[Annotated element entries]
══════
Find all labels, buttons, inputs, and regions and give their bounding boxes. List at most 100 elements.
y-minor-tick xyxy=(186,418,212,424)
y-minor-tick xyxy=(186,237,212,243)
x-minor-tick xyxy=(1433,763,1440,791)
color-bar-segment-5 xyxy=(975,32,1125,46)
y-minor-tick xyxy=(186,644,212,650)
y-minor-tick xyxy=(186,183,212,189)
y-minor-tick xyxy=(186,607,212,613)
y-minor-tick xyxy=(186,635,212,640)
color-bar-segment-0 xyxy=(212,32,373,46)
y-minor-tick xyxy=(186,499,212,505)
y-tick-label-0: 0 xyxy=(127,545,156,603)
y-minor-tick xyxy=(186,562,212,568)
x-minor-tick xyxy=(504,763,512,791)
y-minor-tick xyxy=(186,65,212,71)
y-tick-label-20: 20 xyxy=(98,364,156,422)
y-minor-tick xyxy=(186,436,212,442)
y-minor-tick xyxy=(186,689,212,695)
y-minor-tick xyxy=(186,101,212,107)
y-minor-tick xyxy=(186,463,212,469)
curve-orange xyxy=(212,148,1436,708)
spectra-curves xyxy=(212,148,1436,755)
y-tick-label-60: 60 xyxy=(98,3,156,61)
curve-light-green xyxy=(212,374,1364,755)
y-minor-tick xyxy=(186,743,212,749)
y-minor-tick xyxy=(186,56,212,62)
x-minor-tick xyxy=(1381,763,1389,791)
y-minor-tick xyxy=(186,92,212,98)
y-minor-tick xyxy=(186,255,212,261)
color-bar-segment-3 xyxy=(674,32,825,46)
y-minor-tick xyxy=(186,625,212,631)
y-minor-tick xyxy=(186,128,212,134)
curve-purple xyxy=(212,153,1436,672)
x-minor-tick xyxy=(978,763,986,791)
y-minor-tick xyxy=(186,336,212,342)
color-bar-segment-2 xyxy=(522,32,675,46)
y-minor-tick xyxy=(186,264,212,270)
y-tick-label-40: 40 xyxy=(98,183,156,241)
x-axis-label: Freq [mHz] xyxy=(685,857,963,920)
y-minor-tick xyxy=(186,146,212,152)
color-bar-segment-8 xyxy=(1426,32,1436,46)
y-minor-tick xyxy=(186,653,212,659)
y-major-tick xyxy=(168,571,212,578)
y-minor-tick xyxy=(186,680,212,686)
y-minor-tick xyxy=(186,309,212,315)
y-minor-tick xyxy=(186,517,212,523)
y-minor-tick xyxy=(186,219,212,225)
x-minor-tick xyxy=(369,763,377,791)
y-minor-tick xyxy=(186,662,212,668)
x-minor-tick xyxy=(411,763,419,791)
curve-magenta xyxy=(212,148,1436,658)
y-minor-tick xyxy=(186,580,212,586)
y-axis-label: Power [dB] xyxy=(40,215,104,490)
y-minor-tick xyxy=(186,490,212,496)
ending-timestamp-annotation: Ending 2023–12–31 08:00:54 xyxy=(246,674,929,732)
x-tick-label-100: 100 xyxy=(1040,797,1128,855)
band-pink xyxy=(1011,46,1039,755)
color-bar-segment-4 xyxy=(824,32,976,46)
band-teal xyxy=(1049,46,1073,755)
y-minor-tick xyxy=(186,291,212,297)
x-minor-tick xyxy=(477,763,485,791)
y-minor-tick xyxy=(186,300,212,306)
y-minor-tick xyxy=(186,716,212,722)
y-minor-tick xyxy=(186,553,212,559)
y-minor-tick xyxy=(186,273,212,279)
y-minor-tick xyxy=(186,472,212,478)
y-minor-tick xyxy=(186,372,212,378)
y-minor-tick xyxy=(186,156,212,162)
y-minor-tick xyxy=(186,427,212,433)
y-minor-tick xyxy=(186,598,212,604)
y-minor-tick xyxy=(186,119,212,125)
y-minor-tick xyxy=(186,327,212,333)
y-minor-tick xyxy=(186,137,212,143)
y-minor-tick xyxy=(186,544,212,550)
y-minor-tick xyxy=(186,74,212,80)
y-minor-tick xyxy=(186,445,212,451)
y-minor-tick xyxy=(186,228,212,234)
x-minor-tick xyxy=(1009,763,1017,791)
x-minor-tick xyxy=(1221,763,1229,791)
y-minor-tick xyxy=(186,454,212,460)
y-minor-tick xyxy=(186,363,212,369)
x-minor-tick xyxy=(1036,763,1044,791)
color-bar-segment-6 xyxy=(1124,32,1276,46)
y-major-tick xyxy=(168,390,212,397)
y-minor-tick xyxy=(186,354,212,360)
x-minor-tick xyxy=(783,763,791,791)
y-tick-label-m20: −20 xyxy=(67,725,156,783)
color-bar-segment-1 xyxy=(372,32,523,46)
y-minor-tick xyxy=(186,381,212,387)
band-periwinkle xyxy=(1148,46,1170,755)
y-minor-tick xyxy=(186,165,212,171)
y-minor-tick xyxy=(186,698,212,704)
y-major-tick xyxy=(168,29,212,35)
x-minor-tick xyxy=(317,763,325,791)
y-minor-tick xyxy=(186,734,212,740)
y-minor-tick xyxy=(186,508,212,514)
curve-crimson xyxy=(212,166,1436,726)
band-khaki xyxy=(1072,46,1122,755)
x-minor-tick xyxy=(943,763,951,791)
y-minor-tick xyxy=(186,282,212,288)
══════
» The problem:
Can you extract every line of the records above and reproduce each one without any change?

» Solution to the exercise:
Find all labels, buttons, inputs, and regions and give their bounding boxes. List at most 100 elements.
y-minor-tick xyxy=(186,418,212,424)
y-minor-tick xyxy=(186,237,212,243)
x-minor-tick xyxy=(1433,763,1440,791)
color-bar-segment-5 xyxy=(975,32,1125,46)
y-minor-tick xyxy=(186,644,212,650)
y-minor-tick xyxy=(186,183,212,189)
y-minor-tick xyxy=(186,607,212,613)
y-minor-tick xyxy=(186,635,212,640)
color-bar-segment-0 xyxy=(212,32,373,46)
y-minor-tick xyxy=(186,499,212,505)
y-tick-label-0: 0 xyxy=(127,545,156,603)
y-minor-tick xyxy=(186,562,212,568)
x-minor-tick xyxy=(504,763,512,791)
y-minor-tick xyxy=(186,65,212,71)
y-tick-label-20: 20 xyxy=(98,364,156,422)
y-minor-tick xyxy=(186,436,212,442)
y-minor-tick xyxy=(186,689,212,695)
y-minor-tick xyxy=(186,101,212,107)
y-minor-tick xyxy=(186,463,212,469)
curve-orange xyxy=(212,148,1436,708)
spectra-curves xyxy=(212,148,1436,755)
y-tick-label-60: 60 xyxy=(98,3,156,61)
curve-light-green xyxy=(212,374,1364,755)
y-minor-tick xyxy=(186,743,212,749)
y-minor-tick xyxy=(186,56,212,62)
x-minor-tick xyxy=(1381,763,1389,791)
y-minor-tick xyxy=(186,92,212,98)
y-minor-tick xyxy=(186,255,212,261)
color-bar-segment-3 xyxy=(674,32,825,46)
y-minor-tick xyxy=(186,625,212,631)
y-minor-tick xyxy=(186,128,212,134)
curve-purple xyxy=(212,153,1436,672)
x-minor-tick xyxy=(978,763,986,791)
y-minor-tick xyxy=(186,336,212,342)
color-bar-segment-2 xyxy=(522,32,675,46)
y-minor-tick xyxy=(186,264,212,270)
y-tick-label-40: 40 xyxy=(98,183,156,241)
x-axis-label: Freq [mHz] xyxy=(685,857,963,920)
y-minor-tick xyxy=(186,146,212,152)
color-bar-segment-8 xyxy=(1426,32,1436,46)
y-minor-tick xyxy=(186,653,212,659)
y-major-tick xyxy=(168,571,212,578)
y-minor-tick xyxy=(186,680,212,686)
y-minor-tick xyxy=(186,309,212,315)
y-minor-tick xyxy=(186,517,212,523)
y-minor-tick xyxy=(186,219,212,225)
x-minor-tick xyxy=(369,763,377,791)
y-minor-tick xyxy=(186,662,212,668)
x-minor-tick xyxy=(411,763,419,791)
curve-magenta xyxy=(212,148,1436,658)
y-minor-tick xyxy=(186,580,212,586)
y-axis-label: Power [dB] xyxy=(40,215,104,490)
y-minor-tick xyxy=(186,490,212,496)
ending-timestamp-annotation: Ending 2023–12–31 08:00:54 xyxy=(246,674,929,732)
x-tick-label-100: 100 xyxy=(1040,797,1128,855)
band-pink xyxy=(1011,46,1039,755)
color-bar-segment-4 xyxy=(824,32,976,46)
band-teal xyxy=(1049,46,1073,755)
y-minor-tick xyxy=(186,291,212,297)
x-minor-tick xyxy=(477,763,485,791)
y-minor-tick xyxy=(186,300,212,306)
y-minor-tick xyxy=(186,716,212,722)
y-minor-tick xyxy=(186,553,212,559)
y-minor-tick xyxy=(186,273,212,279)
y-minor-tick xyxy=(186,472,212,478)
y-minor-tick xyxy=(186,372,212,378)
y-minor-tick xyxy=(186,156,212,162)
y-minor-tick xyxy=(186,427,212,433)
y-minor-tick xyxy=(186,598,212,604)
y-minor-tick xyxy=(186,119,212,125)
y-minor-tick xyxy=(186,327,212,333)
y-minor-tick xyxy=(186,137,212,143)
y-minor-tick xyxy=(186,544,212,550)
y-minor-tick xyxy=(186,74,212,80)
y-minor-tick xyxy=(186,445,212,451)
y-minor-tick xyxy=(186,228,212,234)
x-minor-tick xyxy=(1009,763,1017,791)
x-minor-tick xyxy=(1221,763,1229,791)
y-minor-tick xyxy=(186,454,212,460)
y-minor-tick xyxy=(186,363,212,369)
x-minor-tick xyxy=(1036,763,1044,791)
color-bar-segment-6 xyxy=(1124,32,1276,46)
y-major-tick xyxy=(168,390,212,397)
y-minor-tick xyxy=(186,354,212,360)
x-minor-tick xyxy=(783,763,791,791)
y-tick-label-m20: −20 xyxy=(67,725,156,783)
color-bar-segment-1 xyxy=(372,32,523,46)
y-minor-tick xyxy=(186,381,212,387)
band-periwinkle xyxy=(1148,46,1170,755)
y-minor-tick xyxy=(186,165,212,171)
y-minor-tick xyxy=(186,698,212,704)
y-major-tick xyxy=(168,29,212,35)
x-minor-tick xyxy=(317,763,325,791)
y-minor-tick xyxy=(186,734,212,740)
y-minor-tick xyxy=(186,508,212,514)
curve-crimson xyxy=(212,166,1436,726)
band-khaki xyxy=(1072,46,1122,755)
x-minor-tick xyxy=(943,763,951,791)
y-minor-tick xyxy=(186,282,212,288)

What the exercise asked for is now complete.